◆ Problem ◆
Your task is to filter the data below down to the lines holding "liitteen".

◆ Material ◆

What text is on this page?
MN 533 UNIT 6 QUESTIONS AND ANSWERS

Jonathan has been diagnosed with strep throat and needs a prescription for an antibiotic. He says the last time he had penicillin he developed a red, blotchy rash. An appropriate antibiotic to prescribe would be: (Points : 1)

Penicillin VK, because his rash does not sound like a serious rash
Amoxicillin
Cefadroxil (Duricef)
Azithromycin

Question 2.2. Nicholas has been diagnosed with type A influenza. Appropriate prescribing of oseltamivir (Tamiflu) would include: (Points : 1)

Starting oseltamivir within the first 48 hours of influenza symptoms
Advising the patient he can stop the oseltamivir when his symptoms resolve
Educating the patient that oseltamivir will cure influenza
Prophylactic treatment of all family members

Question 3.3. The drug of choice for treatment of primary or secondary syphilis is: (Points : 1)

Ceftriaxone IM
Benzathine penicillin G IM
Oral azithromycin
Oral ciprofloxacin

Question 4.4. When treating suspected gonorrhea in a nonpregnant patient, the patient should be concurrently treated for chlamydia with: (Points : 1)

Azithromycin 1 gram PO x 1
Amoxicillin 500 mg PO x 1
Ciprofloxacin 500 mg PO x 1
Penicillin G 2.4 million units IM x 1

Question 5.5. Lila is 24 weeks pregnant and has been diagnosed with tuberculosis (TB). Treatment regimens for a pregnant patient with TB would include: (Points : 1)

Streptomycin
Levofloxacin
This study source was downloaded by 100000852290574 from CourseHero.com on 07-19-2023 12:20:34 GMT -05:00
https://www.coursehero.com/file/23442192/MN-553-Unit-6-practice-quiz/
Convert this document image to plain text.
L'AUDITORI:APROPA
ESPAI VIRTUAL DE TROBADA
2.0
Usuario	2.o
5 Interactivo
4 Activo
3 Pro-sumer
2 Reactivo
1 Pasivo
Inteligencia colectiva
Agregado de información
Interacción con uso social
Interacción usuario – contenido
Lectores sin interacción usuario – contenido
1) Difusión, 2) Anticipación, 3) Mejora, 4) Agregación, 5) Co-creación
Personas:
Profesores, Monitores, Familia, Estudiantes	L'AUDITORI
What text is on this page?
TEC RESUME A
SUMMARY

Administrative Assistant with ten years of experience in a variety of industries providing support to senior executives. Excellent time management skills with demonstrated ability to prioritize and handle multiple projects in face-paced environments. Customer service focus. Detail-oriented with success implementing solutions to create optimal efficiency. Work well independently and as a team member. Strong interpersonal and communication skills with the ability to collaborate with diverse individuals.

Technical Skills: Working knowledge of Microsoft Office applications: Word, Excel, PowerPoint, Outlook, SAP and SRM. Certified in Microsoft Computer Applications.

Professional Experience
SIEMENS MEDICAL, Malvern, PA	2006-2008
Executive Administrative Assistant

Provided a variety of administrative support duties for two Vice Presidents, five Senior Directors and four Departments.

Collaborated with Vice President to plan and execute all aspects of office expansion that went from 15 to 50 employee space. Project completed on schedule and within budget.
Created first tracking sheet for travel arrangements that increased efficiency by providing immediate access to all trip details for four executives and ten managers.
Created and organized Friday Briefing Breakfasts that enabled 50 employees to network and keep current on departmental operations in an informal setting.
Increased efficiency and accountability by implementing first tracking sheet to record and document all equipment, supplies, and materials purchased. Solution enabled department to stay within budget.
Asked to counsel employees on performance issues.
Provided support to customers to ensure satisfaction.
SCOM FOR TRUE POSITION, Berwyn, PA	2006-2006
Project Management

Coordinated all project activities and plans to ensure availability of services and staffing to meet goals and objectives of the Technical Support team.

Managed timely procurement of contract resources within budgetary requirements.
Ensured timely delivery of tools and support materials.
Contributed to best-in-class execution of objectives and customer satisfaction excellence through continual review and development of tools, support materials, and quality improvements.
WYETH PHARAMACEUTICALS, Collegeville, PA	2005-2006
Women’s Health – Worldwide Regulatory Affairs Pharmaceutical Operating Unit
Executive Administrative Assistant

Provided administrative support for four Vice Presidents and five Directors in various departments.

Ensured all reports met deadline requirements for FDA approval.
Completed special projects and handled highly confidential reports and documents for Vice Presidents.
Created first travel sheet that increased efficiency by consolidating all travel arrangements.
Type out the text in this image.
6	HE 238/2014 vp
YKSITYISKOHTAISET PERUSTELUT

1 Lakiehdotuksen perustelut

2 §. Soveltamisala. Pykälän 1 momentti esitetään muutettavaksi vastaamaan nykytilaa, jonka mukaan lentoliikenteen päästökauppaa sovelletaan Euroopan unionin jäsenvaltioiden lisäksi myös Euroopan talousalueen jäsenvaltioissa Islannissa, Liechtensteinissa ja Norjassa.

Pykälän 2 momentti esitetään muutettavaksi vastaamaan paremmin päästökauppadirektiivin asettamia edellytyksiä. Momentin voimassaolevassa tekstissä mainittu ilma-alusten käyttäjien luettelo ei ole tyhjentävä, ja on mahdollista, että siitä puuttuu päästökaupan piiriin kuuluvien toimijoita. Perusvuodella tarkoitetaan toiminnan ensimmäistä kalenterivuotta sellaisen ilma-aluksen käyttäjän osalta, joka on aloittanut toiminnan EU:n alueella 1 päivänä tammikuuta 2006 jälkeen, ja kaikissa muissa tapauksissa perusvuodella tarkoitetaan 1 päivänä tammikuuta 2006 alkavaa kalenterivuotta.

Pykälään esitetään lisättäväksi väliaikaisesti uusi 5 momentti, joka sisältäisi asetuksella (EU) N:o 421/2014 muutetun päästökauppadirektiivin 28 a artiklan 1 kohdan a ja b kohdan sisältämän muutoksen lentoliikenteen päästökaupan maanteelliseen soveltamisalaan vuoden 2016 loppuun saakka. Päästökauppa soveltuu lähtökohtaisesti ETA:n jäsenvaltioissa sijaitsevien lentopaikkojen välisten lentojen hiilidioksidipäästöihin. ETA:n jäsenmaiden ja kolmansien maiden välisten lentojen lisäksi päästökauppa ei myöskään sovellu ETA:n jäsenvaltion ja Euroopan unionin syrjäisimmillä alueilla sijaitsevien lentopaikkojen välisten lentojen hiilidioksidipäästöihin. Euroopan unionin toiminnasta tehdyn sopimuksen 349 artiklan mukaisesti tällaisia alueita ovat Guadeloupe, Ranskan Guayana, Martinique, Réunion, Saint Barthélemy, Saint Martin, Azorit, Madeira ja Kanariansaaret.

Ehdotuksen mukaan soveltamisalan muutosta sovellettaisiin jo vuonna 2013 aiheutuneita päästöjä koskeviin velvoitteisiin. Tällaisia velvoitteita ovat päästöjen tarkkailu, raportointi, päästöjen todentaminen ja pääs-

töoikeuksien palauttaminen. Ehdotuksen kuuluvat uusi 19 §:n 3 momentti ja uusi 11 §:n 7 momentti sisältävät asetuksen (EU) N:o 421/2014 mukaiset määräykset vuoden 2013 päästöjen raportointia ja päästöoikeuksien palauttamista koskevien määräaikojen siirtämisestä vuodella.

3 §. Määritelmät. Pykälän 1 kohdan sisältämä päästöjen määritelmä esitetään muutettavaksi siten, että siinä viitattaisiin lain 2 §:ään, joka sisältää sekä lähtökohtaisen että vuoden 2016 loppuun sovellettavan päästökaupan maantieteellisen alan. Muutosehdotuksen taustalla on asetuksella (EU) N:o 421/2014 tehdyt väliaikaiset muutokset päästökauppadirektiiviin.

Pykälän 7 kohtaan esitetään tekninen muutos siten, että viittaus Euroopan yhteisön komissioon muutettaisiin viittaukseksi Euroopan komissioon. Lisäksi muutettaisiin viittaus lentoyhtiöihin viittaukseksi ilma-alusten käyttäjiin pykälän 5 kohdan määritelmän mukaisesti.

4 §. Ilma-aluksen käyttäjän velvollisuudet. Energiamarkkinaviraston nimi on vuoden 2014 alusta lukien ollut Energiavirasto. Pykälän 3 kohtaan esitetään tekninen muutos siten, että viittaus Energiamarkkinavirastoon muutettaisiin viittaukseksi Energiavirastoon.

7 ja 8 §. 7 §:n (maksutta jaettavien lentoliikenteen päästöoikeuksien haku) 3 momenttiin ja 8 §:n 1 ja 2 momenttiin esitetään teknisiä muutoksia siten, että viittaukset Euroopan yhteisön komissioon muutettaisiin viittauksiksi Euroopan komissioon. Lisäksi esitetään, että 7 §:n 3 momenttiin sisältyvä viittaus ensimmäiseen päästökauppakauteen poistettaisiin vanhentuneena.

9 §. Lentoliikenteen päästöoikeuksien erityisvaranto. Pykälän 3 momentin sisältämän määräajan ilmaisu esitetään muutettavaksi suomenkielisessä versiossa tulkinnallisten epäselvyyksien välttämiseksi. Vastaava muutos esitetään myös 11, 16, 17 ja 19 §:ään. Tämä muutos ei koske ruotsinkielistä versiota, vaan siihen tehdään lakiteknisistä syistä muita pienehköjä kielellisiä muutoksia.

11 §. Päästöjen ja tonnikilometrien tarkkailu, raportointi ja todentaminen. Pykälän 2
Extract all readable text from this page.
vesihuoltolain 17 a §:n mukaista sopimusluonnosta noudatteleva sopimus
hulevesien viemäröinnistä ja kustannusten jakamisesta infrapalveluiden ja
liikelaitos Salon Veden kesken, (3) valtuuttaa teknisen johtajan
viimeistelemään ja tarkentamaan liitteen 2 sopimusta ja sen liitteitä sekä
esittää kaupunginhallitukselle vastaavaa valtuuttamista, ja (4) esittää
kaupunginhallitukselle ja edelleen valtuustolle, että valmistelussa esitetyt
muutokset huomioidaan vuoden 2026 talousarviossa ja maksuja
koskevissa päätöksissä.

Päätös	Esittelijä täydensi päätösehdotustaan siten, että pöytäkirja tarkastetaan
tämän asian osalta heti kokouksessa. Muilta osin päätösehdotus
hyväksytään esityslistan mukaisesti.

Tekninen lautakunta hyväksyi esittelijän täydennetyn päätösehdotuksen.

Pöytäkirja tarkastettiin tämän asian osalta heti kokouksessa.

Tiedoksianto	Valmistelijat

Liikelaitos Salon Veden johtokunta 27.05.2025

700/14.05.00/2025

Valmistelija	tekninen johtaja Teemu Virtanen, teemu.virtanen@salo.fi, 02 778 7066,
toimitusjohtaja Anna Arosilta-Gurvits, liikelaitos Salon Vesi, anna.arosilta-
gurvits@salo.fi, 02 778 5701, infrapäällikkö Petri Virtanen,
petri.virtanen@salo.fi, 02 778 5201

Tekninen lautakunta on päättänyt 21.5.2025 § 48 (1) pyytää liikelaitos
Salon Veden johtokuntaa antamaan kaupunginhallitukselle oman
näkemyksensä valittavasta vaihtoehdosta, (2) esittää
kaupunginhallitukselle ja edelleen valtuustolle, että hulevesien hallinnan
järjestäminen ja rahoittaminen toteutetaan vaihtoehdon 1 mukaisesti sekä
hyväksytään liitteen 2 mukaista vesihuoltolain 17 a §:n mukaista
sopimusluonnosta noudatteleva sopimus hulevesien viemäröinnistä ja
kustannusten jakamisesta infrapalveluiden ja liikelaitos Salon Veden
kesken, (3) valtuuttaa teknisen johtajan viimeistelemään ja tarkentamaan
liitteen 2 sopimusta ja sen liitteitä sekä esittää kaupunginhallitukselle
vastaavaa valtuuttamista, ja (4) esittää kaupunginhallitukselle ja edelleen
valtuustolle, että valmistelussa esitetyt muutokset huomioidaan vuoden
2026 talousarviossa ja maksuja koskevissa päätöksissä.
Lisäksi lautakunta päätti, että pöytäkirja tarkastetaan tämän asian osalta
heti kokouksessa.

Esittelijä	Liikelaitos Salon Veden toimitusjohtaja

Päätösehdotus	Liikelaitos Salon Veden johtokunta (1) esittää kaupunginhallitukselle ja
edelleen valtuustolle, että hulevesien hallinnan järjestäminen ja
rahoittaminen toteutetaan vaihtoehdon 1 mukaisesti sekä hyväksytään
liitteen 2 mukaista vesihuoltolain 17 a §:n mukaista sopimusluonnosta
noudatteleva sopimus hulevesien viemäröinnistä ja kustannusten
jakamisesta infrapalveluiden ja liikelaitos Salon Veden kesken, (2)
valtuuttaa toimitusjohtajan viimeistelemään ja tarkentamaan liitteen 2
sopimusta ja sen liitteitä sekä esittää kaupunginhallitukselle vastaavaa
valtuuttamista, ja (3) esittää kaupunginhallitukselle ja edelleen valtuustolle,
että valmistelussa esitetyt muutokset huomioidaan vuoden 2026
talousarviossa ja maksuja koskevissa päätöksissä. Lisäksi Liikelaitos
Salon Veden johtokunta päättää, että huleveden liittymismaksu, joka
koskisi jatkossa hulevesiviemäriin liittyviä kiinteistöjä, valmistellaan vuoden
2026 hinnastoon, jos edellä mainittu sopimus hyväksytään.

◆ Response to this task ◆
viimeistelemään ja tarkentamaan liitteen 2 sopimusta ja sen liitteitä sekä
hyväksytään liitteen 2 mukaista vesihuoltolain 17 a §:n mukaista
liitteen 2 sopimusta ja sen liitteitä sekä esittää kaupunginhallitukselle
liitteen 2 mukaista vesihuoltolain 17 a §:n mukaista sopimusluonnosta
valtuuttaa toimitusjohtajan viimeistelemään ja tarkentamaan liitteen 2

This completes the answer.